◆ Task directions ◆
Look at the entries below and reproduce them exactly.
★ ★ ★ ★ ★ ★ ★
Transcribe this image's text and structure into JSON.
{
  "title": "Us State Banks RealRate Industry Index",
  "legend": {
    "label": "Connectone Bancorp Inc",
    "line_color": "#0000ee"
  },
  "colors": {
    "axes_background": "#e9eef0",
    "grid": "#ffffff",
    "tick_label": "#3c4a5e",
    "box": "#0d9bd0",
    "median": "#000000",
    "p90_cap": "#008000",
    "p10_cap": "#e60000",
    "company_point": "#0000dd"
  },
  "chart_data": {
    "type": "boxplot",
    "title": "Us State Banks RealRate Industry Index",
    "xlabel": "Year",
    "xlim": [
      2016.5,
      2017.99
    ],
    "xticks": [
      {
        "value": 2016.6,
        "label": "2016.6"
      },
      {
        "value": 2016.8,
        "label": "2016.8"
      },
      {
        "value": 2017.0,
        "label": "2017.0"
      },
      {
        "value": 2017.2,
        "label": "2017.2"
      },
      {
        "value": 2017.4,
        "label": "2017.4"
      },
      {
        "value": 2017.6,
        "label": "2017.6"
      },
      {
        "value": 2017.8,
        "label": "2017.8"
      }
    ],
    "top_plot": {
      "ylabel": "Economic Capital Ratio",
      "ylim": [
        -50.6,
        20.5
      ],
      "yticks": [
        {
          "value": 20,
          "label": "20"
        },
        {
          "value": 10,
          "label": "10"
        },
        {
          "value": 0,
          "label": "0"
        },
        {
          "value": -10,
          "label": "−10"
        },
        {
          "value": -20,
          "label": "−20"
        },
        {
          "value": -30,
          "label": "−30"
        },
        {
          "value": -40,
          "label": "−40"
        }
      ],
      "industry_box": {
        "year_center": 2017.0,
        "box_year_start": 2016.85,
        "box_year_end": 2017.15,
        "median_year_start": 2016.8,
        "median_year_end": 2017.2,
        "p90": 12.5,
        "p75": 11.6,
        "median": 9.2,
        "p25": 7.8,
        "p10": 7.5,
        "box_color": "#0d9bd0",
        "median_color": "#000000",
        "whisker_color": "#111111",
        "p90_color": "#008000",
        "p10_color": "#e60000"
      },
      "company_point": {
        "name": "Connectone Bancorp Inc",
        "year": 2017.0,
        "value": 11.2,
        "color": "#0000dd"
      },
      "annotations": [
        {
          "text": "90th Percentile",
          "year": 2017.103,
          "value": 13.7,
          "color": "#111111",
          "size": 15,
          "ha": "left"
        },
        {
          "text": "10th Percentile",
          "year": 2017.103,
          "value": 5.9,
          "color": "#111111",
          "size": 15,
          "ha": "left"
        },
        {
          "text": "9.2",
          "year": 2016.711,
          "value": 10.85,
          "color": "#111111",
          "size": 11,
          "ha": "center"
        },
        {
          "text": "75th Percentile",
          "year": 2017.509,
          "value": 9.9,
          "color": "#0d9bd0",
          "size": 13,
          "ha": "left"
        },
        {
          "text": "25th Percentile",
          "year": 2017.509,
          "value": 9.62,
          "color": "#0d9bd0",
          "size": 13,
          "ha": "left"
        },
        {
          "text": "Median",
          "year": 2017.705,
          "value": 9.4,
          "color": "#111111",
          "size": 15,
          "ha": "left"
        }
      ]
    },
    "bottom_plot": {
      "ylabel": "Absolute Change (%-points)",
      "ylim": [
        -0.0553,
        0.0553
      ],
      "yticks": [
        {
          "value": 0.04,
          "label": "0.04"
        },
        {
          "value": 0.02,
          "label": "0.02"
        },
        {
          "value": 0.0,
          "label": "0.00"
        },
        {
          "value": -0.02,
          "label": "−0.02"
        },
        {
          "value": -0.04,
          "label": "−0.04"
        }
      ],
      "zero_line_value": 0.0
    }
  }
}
★ ★ ★ ★ ★ ★ ★
◆ Final result ◆
Transcribe this image's text and structure into JSON.
{
  "title": "Us State Banks RealRate Industry Index",
  "legend": {
    "label": "Connectone Bancorp Inc",
    "line_color": "#0000ee"
  },
  "colors": {
    "axes_background": "#e9eef0",
    "grid": "#ffffff",
    "tick_label": "#3c4a5e",
    "box": "#0d9bd0",
    "median": "#000000",
    "p90_cap": "#008000",
    "p10_cap": "#e60000",
    "company_point": "#0000dd"
  },
  "chart_data": {
    "type": "boxplot",
    "title": "Us State Banks RealRate Industry Index",
    "xlabel": "Year",
    "xlim": [
      2016.5,
      2017.99
    ],
    "xticks": [
      {
        "value": 2016.6,
        "label": "2016.6"
      },
      {
        "value": 2016.8,
        "label": "2016.8"
      },
      {
        "value": 2017.0,
        "label": "2017.0"
      },
      {
        "value": 2017.2,
        "label": "2017.2"
      },
      {
        "value": 2017.4,
        "label": "2017.4"
      },
      {
        "value": 2017.6,
        "label": "2017.6"
      },
      {
        "value": 2017.8,
        "label": "2017.8"
      }
    ],
    "top_plot": {
      "ylabel": "Economic Capital Ratio",
      "ylim": [
        -50.6,
        20.5
      ],
      "yticks": [
        {
          "value": 20,
          "label": "20"
        },
        {
          "value": 10,
          "label": "10"
        },
        {
          "value": 0,
          "label": "0"
        },
        {
          "value": -10,
          "label": "−10"
        },
        {
          "value": -20,
          "label": "−20"
        },
        {
          "value": -30,
          "label": "−30"
        },
        {
          "value": -40,
          "label": "−40"
        }
      ],
      "industry_box": {
        "year_center": 2017.0,
        "box_year_start": 2016.85,
        "box_year_end": 2017.15,
        "median_year_start": 2016.8,
        "median_year_end": 2017.2,
        "p90": 12.5,
        "p75": 11.6,
        "median": 9.2,
        "p25": 7.8,
        "p10": 7.5,
        "box_color": "#0d9bd0",
        "median_color": "#000000",
        "whisker_color": "#111111",
        "p90_color": "#008000",
        "p10_color": "#e60000"
      },
      "company_point": {
        "name": "Connectone Bancorp Inc",
        "year": 2017.0,
        "value": 11.2,
        "color": "#0000dd"
      },
      "annotations": [
        {
          "text": "90th Percentile",
          "year": 2017.103,
          "value": 13.7,
          "color": "#111111",
          "size": 15,
          "ha": "left"
        },
        {
          "text": "10th Percentile",
          "year": 2017.103,
          "value": 5.9,
          "color": "#111111",
          "size": 15,
          "ha": "left"
        },
        {
          "text": "9.2",
          "year": 2016.711,
          "value": 10.85,
          "color": "#111111",
          "size": 11,
          "ha": "center"
        },
        {
          "text": "75th Percentile",
          "year": 2017.509,
          "value": 9.9,
          "color": "#0d9bd0",
          "size": 13,
          "ha": "left"
        },
        {
          "text": "25th Percentile",
          "year": 2017.509,
          "value": 9.62,
          "color": "#0d9bd0",
          "size": 13,
          "ha": "left"
        },
        {
          "text": "Median",
          "year": 2017.705,
          "value": 9.4,
          "color": "#111111",
          "size": 15,
          "ha": "left"
        }
      ]
    },
    "bottom_plot": {
      "ylabel": "Absolute Change (%-points)",
      "ylim": [
        -0.0553,
        0.0553
      ],
      "yticks": [
        {
          "value": 0.04,
          "label": "0.04"
        },
        {
          "value": 0.02,
          "label": "0.02"
        },
        {
          "value": 0.0,
          "label": "0.00"
        },
        {
          "value": -0.02,
          "label": "−0.02"
        },
        {
          "value": -0.04,
          "label": "−0.04"
        }
      ],
      "zero_line_value": 0.0
    }
  }
}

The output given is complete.